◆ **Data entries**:
######

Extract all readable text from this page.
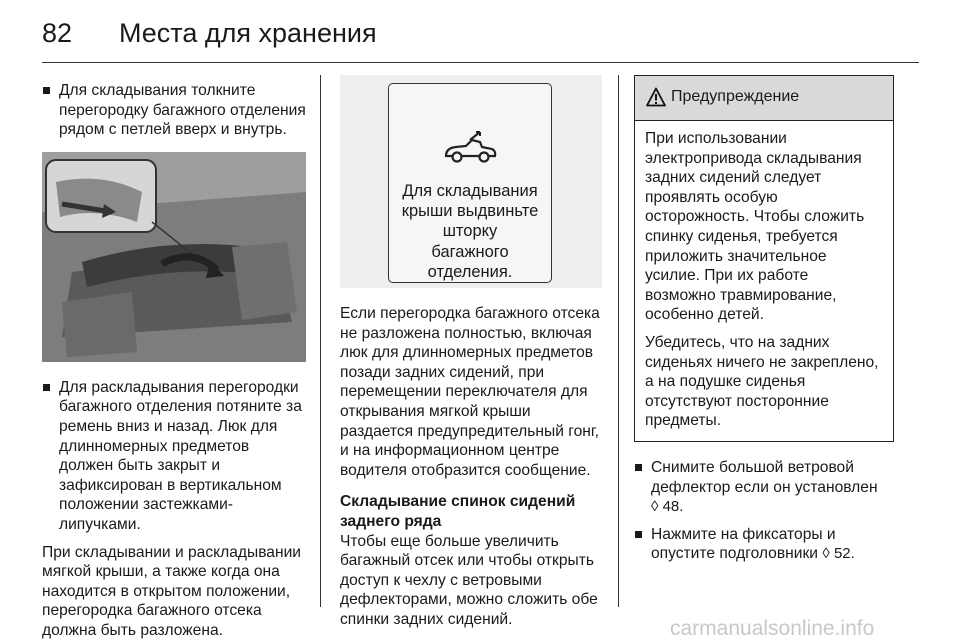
82 Места для хранения

Для складывания толкните перегородку багажного отделения рядом с петлей вверх и внутрь.

Для раскладывания перегородки багажного отделения потяните за ремень вниз и назад. Люк для длинномерных предметов должен быть закрыт и зафиксирован в вертикальном положении застежками-липучками.

При складывании и раскладывании мягкой крыши, а также когда она находится в открытом положении, перегородка багажного отсека должна быть разложена.

Для складывания
крыши выдвиньте
шторку
багажного
отделения.

Если перегородка багажного отсека не разложена полностью, включая люк для длинномерных предметов позади задних сидений, при перемещении переключателя для открывания мягкой крыши раздается предупредительный гонг, и на информационном центре водителя отобразится сообщение.

Складывание спинок сидений заднего ряда

Чтобы еще больше увеличить багажный отсек или чтобы открыть доступ к чехлу с ветровыми дефлекторами, можно сложить обе спинки задних сидений.

Предупреждение

При использовании электропривода складывания задних сидений следует проявлять особую осторожность. Чтобы сложить спинку сиденья, требуется приложить значительное усилие. При их работе возможно травмирование, особенно детей.

Убедитесь, что на задних сиденьях ничего не закреплено, а на подушке сиденья отсутствуют посторонние предметы.

Снимите большой ветровой дефлектор если он установлен
◊ 48.

Нажмите на фиксаторы и опустите подголовники ◊ 52.

carmanualsonline.info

######

◆ **GIVEN EXERCISE**: Spot every line that holds "разложена" and copy it.

◆ **EXERCISE ANSWER**:
При складывании и раскладывании мягкой крыши, а также когда она находится в открытом положении, перегородка багажного отсека должна быть разложена.
Если перегородка багажного отсека не разложена полностью, включая люк для длинномерных предметов позади задних сидений, при перемещении переключателя для открывания мягкой крыши раздается предупредительный гонг, и на информационном центре водителя отобразится сообщение.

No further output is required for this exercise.